● Description of the task:
In the listing below, identify each line with the word "cara" and return those lines.

● Data in this exercise:
+===+

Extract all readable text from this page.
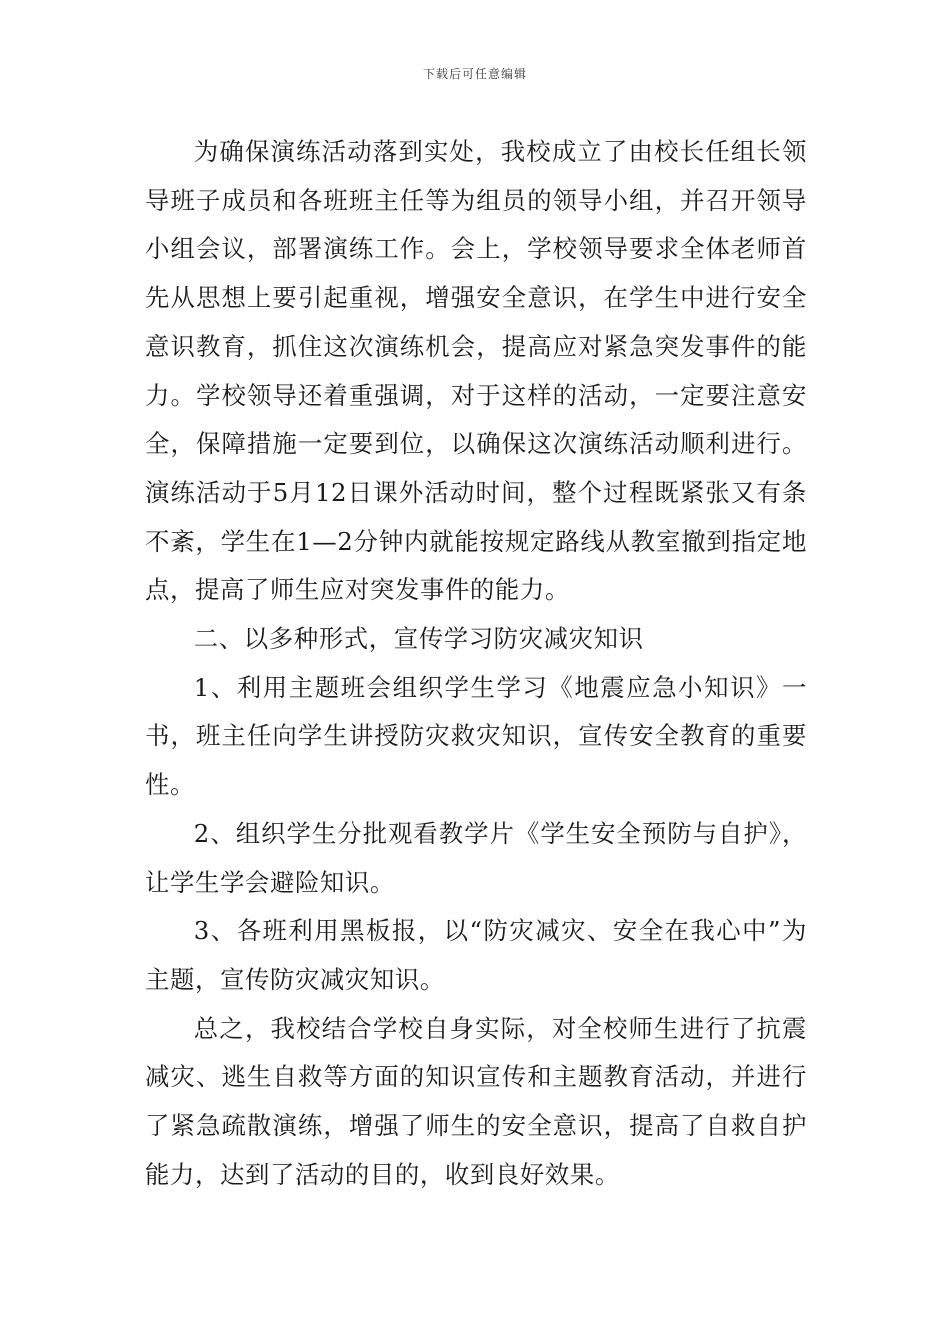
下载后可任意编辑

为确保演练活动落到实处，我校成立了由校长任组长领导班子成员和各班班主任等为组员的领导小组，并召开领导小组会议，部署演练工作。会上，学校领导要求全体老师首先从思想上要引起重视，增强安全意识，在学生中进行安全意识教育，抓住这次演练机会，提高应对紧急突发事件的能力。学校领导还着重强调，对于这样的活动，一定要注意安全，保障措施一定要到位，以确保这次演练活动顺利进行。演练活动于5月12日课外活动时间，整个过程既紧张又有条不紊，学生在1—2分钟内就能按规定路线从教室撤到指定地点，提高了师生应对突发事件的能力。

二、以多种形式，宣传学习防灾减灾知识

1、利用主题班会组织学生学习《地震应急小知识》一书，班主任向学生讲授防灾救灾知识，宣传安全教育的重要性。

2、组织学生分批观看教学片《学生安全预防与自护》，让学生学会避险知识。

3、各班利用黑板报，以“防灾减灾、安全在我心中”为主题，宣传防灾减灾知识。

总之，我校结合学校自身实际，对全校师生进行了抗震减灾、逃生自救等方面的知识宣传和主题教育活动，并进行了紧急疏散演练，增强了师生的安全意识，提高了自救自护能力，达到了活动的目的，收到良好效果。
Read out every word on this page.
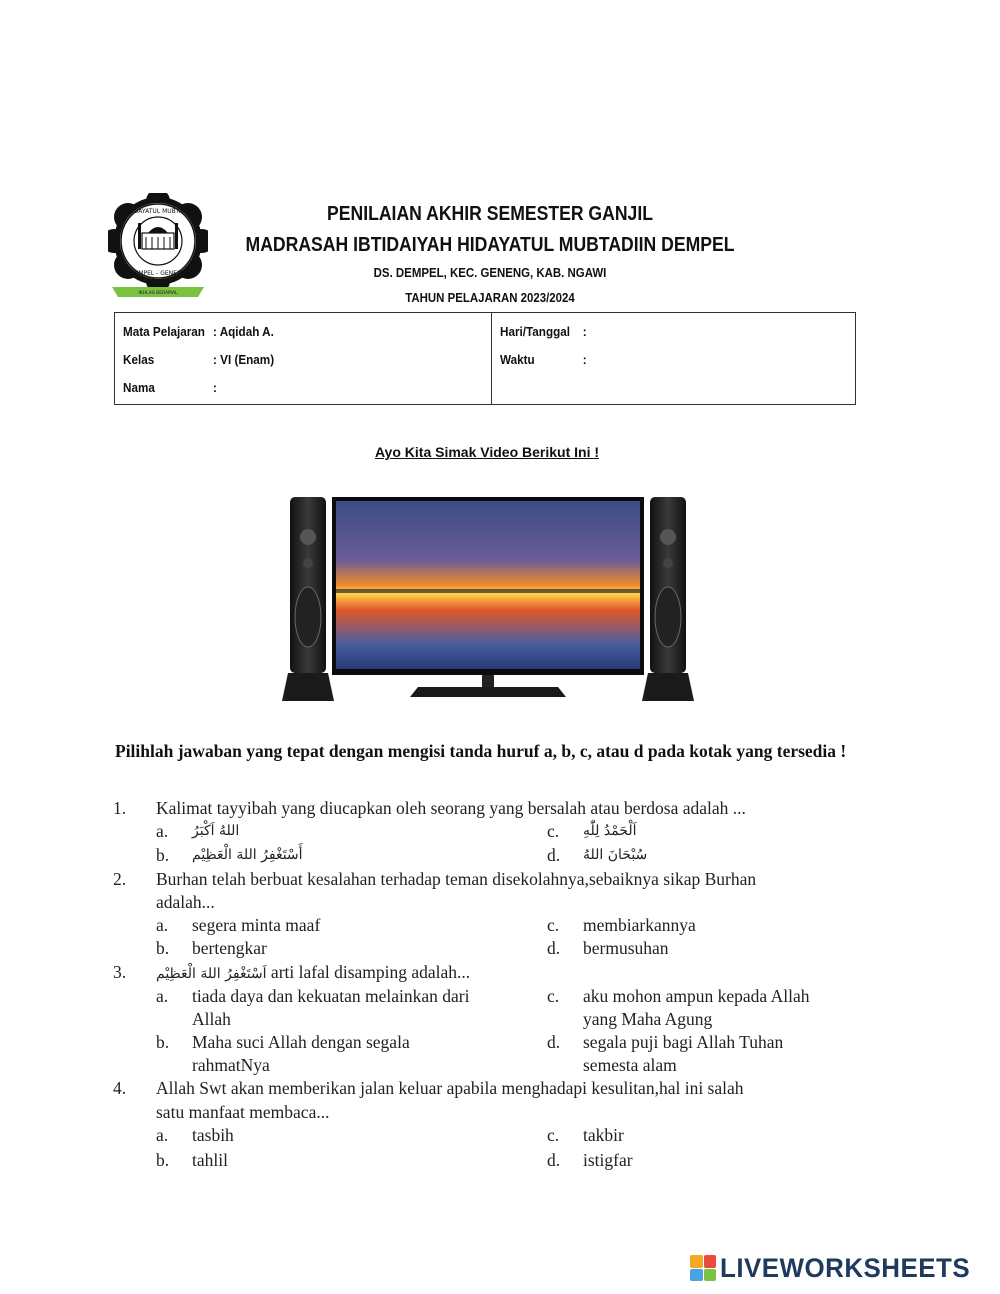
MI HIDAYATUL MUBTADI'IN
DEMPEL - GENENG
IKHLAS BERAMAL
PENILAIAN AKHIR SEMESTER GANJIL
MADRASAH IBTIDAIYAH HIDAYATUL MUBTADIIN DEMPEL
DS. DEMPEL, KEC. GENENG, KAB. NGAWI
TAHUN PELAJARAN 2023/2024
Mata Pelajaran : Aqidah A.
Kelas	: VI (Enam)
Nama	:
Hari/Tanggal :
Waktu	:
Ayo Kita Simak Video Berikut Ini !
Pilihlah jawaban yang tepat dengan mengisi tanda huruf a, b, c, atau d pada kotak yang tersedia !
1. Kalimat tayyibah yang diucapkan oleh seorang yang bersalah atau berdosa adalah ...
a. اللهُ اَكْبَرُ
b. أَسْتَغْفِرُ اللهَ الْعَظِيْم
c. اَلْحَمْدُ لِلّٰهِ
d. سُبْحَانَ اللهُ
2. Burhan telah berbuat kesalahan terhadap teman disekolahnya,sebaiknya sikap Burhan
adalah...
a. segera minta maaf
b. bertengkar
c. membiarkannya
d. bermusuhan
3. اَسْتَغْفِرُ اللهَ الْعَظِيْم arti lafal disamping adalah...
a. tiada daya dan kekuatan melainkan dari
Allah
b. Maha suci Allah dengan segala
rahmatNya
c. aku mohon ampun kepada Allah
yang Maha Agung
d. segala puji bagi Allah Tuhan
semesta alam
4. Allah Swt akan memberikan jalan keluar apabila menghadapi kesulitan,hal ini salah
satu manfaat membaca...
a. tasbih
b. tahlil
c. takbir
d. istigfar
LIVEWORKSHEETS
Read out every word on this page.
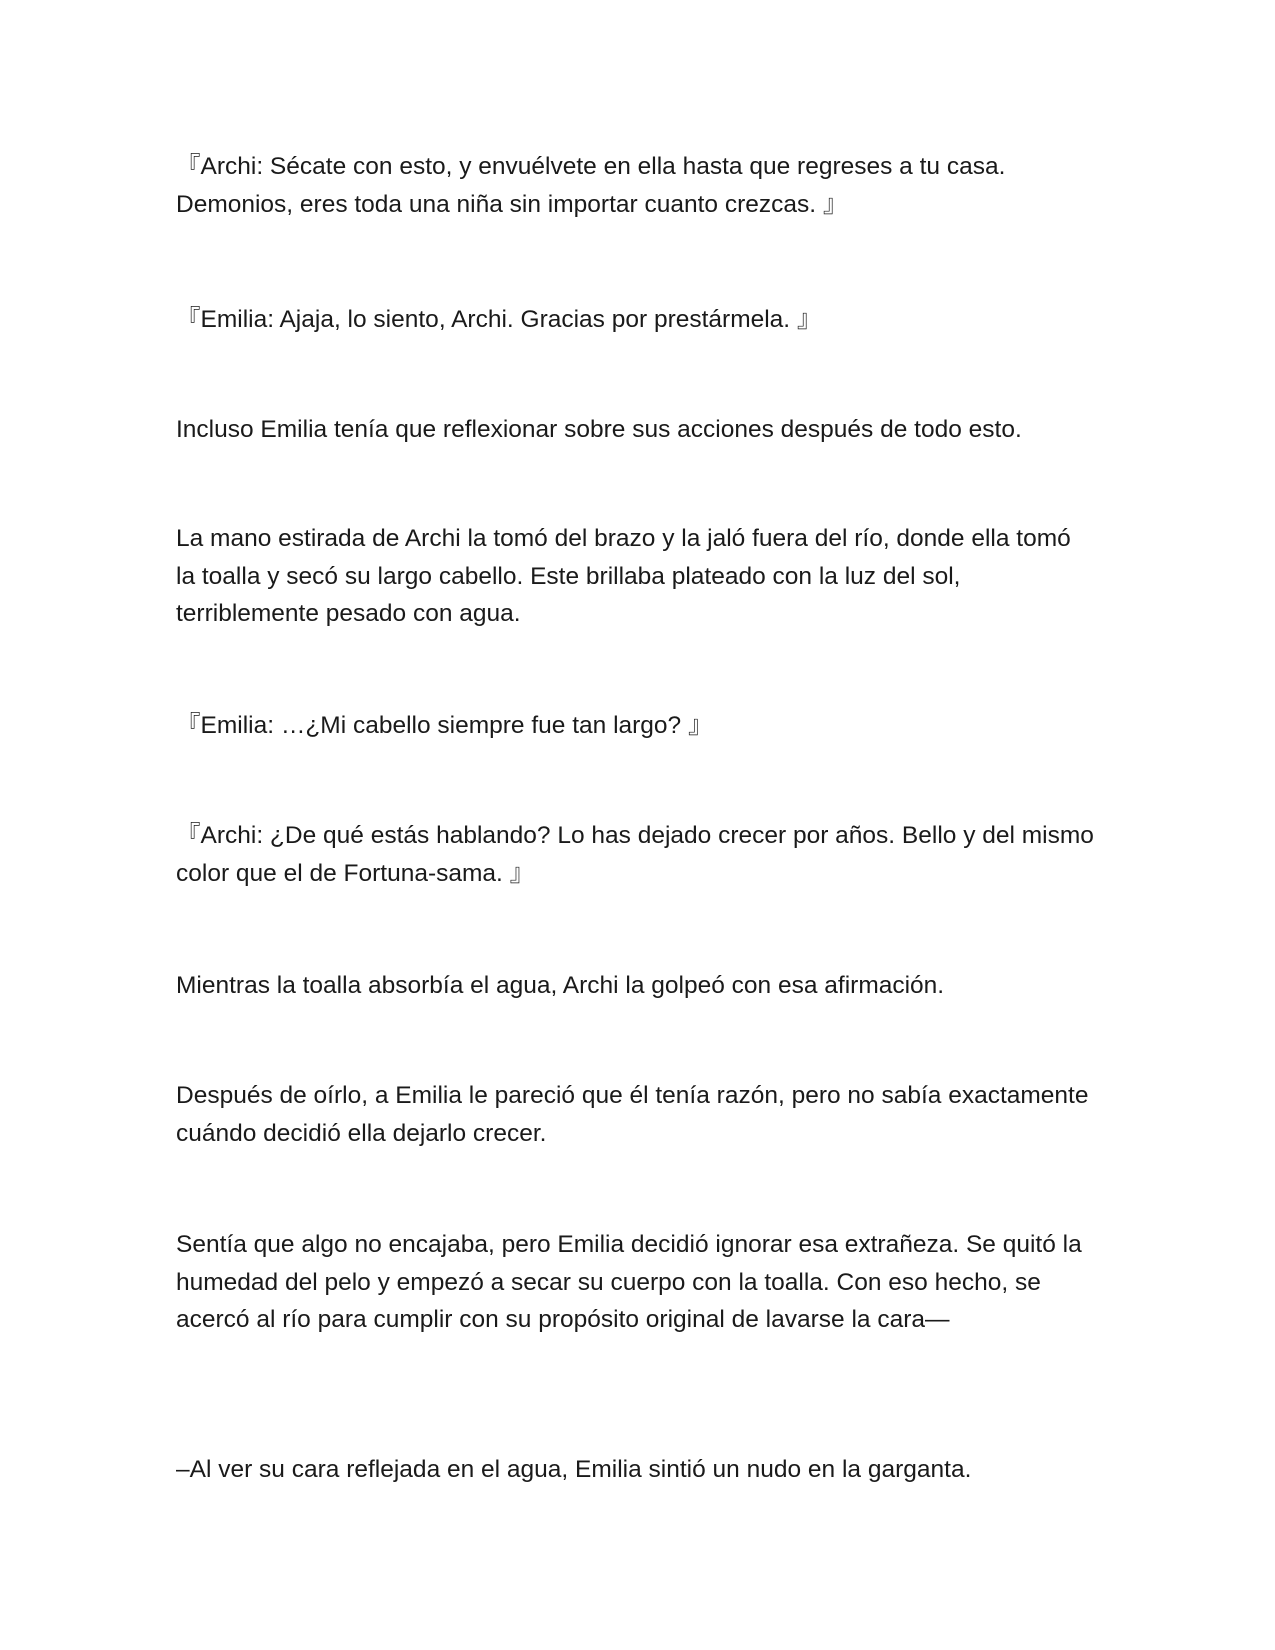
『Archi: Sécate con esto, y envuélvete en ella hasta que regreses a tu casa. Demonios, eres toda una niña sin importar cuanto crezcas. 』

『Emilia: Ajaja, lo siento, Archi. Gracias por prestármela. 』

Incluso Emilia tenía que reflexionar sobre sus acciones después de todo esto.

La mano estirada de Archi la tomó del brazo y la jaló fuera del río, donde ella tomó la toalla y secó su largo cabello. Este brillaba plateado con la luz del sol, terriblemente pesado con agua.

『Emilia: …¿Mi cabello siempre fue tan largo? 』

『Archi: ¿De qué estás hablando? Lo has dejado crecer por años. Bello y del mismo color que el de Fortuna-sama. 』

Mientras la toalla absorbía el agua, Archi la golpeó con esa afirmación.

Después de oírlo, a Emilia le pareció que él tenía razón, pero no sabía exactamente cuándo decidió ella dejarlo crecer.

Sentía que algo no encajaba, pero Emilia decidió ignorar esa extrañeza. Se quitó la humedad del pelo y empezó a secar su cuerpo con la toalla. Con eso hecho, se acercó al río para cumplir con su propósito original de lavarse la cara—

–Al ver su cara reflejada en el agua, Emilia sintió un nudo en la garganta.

+===+

● Answer for the task:
Sentía que algo no encajaba, pero Emilia decidió ignorar esa extrañeza. Se quitó la humedad del pelo y empezó a secar su cuerpo con la toalla. Con eso hecho, se acercó al río para cumplir con su propósito original de lavarse la cara—
–Al ver su cara reflejada en el agua, Emilia sintió un nudo en la garganta.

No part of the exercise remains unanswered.